Exercise details:
Repeat the lines that follow, leaving nothing out.

Data for this exercise:
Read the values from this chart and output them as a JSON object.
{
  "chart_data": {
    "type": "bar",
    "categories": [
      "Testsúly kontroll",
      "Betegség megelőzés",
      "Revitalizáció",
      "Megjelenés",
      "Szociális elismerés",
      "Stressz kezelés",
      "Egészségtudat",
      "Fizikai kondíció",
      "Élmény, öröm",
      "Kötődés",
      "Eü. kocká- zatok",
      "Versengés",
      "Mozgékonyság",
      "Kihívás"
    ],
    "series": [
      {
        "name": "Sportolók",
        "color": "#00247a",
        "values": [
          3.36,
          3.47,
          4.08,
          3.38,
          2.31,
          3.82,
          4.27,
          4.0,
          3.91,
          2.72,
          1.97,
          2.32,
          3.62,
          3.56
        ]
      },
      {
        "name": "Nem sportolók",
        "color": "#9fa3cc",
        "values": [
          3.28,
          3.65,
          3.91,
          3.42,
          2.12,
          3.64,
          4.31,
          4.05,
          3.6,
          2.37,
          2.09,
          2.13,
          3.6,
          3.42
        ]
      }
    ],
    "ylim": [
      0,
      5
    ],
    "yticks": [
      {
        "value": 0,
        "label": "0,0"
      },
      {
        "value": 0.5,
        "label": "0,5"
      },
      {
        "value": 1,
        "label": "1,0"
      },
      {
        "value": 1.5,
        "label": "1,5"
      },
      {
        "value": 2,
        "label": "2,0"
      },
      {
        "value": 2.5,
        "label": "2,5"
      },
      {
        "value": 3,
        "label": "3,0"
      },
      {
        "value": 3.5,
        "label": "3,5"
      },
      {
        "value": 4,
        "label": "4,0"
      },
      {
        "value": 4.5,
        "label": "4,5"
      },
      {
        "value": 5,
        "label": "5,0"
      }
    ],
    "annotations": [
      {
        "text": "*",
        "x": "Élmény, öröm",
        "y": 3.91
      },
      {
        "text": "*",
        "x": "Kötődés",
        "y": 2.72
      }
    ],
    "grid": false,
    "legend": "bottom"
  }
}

Exercise solution:
Read the values from this chart and output them as a JSON object.
{
  "chart_data": {
    "type": "bar",
    "categories": [
      "Testsúly kontroll",
      "Betegség megelőzés",
      "Revitalizáció",
      "Megjelenés",
      "Szociális elismerés",
      "Stressz kezelés",
      "Egészségtudat",
      "Fizikai kondíció",
      "Élmény, öröm",
      "Kötődés",
      "Eü. kocká- zatok",
      "Versengés",
      "Mozgékonyság",
      "Kihívás"
    ],
    "series": [
      {
        "name": "Sportolók",
        "color": "#00247a",
        "values": [
          3.36,
          3.47,
          4.08,
          3.38,
          2.31,
          3.82,
          4.27,
          4.0,
          3.91,
          2.72,
          1.97,
          2.32,
          3.62,
          3.56
        ]
      },
      {
        "name": "Nem sportolók",
        "color": "#9fa3cc",
        "values": [
          3.28,
          3.65,
          3.91,
          3.42,
          2.12,
          3.64,
          4.31,
          4.05,
          3.6,
          2.37,
          2.09,
          2.13,
          3.6,
          3.42
        ]
      }
    ],
    "ylim": [
      0,
      5
    ],
    "yticks": [
      {
        "value": 0,
        "label": "0,0"
      },
      {
        "value": 0.5,
        "label": "0,5"
      },
      {
        "value": 1,
        "label": "1,0"
      },
      {
        "value": 1.5,
        "label": "1,5"
      },
      {
        "value": 2,
        "label": "2,0"
      },
      {
        "value": 2.5,
        "label": "2,5"
      },
      {
        "value": 3,
        "label": "3,0"
      },
      {
        "value": 3.5,
        "label": "3,5"
      },
      {
        "value": 4,
        "label": "4,0"
      },
      {
        "value": 4.5,
        "label": "4,5"
      },
      {
        "value": 5,
        "label": "5,0"
      }
    ],
    "annotations": [
      {
        "text": "*",
        "x": "Élmény, öröm",
        "y": 3.91
      },
      {
        "text": "*",
        "x": "Kötődés",
        "y": 2.72
      }
    ],
    "grid": false,
    "legend": "bottom"
  }
}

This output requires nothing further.